# To do
Search the material below for the string "ylabel" and list each line that holds it.

--- start Data shown ---

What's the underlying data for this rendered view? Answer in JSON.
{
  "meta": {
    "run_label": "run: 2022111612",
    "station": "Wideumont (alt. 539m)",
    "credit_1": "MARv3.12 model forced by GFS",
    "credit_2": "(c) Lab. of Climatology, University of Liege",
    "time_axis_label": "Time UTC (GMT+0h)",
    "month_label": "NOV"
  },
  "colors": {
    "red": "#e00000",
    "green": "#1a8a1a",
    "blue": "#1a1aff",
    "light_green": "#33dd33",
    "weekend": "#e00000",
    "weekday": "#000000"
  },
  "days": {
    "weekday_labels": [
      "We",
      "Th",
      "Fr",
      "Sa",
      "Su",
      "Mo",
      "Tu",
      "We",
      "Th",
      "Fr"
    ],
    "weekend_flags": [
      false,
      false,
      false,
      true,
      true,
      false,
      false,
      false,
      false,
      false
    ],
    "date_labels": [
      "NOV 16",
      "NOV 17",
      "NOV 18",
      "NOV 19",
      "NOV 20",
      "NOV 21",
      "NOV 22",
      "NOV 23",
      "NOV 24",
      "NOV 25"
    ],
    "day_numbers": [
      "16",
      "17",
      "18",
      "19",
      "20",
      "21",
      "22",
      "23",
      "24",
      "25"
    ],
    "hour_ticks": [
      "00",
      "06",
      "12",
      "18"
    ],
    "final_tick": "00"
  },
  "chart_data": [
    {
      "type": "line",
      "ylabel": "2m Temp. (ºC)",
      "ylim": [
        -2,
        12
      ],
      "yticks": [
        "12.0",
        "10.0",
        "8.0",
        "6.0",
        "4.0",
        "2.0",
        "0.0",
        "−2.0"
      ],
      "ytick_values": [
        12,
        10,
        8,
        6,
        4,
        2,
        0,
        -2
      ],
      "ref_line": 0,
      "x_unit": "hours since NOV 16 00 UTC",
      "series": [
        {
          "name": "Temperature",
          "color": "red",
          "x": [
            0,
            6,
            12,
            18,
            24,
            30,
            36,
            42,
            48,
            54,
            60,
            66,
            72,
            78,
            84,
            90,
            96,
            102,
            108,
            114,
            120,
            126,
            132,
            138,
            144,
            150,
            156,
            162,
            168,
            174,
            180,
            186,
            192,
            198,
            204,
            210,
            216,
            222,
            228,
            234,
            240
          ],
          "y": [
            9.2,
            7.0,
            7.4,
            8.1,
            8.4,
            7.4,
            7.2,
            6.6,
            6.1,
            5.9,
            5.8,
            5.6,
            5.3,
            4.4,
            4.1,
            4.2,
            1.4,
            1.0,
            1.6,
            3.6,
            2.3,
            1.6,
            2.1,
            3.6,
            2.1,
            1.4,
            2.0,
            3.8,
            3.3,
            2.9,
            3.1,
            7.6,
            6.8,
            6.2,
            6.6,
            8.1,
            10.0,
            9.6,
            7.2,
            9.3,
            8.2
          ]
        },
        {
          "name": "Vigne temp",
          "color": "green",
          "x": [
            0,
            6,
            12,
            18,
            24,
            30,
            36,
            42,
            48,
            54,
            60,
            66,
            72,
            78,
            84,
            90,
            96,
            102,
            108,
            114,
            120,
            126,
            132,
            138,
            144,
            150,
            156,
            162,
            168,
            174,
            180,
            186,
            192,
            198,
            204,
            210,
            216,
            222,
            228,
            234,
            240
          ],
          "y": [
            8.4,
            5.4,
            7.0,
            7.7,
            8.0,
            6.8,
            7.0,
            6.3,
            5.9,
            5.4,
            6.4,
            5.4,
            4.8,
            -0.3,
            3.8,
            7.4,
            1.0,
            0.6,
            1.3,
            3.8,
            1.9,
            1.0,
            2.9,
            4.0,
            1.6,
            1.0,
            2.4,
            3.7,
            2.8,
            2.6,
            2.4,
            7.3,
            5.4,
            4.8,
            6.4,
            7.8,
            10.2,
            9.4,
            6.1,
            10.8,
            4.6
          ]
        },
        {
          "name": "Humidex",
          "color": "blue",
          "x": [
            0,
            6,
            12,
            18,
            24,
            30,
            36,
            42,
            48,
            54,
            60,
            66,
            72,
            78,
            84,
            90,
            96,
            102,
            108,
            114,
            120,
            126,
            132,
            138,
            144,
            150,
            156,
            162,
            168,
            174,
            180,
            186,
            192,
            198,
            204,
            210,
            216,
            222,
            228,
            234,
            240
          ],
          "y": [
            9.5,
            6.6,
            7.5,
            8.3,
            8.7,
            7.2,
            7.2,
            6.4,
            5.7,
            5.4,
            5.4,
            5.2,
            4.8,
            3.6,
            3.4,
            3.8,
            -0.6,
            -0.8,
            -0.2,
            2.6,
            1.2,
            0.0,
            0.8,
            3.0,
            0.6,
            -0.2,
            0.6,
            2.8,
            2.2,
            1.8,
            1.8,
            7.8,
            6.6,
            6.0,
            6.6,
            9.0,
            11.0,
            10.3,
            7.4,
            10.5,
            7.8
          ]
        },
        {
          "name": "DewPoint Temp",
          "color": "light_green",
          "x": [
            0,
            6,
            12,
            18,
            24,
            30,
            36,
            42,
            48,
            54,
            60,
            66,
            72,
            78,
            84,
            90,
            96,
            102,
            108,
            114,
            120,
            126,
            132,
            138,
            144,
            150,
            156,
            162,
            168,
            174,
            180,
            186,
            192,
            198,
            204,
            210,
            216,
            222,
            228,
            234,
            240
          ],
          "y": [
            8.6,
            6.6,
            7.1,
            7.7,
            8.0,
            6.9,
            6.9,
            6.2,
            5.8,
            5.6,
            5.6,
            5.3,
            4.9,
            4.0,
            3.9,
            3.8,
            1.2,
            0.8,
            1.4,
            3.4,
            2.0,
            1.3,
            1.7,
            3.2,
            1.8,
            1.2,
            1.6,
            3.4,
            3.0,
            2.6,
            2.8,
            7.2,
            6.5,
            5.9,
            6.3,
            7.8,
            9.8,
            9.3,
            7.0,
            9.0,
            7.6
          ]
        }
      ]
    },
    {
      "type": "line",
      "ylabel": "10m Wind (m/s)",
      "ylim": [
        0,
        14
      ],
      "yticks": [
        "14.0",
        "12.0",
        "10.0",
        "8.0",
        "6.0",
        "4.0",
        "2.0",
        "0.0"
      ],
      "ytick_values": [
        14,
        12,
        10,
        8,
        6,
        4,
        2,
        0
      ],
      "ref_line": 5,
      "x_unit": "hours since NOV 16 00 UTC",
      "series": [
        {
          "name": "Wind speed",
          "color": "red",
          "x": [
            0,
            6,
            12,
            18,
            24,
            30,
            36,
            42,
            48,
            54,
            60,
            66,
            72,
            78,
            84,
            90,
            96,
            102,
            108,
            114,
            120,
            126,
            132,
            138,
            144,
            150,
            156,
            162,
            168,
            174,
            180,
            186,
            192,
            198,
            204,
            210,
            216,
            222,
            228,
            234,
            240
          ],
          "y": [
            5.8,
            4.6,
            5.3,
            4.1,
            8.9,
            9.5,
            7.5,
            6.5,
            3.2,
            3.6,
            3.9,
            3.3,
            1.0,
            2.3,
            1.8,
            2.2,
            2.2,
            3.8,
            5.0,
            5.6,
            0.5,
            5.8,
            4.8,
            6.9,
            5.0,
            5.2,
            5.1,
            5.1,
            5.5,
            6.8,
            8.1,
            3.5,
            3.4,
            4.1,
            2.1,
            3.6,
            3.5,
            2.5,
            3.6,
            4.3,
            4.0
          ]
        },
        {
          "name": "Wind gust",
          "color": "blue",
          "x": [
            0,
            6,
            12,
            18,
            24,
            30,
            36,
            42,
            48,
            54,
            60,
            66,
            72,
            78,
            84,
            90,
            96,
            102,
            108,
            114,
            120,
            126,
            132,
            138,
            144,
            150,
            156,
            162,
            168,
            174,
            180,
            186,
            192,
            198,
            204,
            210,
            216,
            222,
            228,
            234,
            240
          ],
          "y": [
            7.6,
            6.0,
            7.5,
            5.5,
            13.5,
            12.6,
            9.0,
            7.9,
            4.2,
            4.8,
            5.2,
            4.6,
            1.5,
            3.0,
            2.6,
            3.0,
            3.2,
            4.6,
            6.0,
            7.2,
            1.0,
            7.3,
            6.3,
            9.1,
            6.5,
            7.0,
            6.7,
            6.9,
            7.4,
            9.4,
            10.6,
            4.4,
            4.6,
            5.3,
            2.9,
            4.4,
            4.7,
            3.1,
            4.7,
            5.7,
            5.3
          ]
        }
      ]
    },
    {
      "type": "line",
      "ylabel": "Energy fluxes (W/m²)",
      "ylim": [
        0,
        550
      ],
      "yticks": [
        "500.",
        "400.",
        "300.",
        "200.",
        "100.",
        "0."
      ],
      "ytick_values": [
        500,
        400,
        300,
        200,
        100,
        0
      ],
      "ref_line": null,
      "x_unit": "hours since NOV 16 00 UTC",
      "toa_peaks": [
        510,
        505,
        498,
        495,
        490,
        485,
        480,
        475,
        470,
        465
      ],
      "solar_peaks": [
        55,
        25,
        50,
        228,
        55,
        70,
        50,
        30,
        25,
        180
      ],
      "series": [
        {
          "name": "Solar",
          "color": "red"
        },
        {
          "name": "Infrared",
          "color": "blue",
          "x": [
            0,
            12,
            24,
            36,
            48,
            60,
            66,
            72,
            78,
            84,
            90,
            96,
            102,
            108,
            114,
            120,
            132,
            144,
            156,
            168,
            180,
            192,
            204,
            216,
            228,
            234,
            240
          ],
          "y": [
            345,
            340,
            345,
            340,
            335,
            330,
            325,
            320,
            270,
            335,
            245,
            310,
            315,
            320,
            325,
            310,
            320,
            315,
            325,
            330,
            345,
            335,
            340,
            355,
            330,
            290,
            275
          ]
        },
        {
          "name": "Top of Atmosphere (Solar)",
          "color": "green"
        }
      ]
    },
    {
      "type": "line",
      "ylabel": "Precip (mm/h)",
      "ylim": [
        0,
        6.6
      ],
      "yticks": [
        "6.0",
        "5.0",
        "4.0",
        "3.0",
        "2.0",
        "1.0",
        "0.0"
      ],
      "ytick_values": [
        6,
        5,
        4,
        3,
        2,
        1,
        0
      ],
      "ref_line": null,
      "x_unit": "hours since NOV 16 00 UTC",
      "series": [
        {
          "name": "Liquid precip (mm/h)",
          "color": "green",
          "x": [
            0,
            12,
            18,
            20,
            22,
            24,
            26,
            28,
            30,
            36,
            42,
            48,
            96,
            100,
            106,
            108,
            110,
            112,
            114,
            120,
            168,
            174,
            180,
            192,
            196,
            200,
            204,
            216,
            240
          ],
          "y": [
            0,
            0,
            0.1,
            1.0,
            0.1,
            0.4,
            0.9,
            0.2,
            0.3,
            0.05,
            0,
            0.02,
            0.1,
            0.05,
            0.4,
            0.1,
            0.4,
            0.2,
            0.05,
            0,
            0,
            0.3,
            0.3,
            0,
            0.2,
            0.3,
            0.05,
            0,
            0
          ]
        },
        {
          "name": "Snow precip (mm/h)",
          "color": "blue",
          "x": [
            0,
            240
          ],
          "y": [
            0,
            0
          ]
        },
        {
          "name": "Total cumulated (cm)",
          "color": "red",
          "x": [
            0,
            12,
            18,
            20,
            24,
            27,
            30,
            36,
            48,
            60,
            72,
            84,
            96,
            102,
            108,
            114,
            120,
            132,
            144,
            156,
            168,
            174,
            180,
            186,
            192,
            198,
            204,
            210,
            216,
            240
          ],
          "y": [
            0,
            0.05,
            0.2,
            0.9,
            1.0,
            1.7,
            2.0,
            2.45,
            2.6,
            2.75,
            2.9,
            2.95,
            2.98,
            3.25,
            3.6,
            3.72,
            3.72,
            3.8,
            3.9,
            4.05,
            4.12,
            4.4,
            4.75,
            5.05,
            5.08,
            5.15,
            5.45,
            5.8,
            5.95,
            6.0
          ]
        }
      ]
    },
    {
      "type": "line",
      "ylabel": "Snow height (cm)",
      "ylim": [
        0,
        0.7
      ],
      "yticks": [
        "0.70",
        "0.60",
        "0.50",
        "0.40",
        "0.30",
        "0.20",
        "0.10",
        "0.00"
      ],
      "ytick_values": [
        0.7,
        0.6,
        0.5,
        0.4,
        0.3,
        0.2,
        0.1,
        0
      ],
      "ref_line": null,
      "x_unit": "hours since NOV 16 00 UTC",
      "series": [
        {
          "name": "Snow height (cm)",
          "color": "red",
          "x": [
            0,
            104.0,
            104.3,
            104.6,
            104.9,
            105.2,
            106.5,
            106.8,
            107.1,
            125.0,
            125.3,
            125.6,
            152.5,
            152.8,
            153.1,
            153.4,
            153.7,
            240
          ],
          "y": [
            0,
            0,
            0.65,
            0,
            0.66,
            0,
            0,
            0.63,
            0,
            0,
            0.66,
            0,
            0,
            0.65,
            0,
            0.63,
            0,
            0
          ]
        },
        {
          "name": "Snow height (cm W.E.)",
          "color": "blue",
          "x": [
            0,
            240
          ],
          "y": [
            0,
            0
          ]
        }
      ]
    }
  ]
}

--- end Data shown ---

# Solution for this exercise
      "ylabel": "2m Temp. (ºC)",
      "ylabel": "10m Wind (m/s)",
      "ylabel": "Energy fluxes (W/m²)",
      "ylabel": "Precip (mm/h)",
      "ylabel": "Snow height (cm)",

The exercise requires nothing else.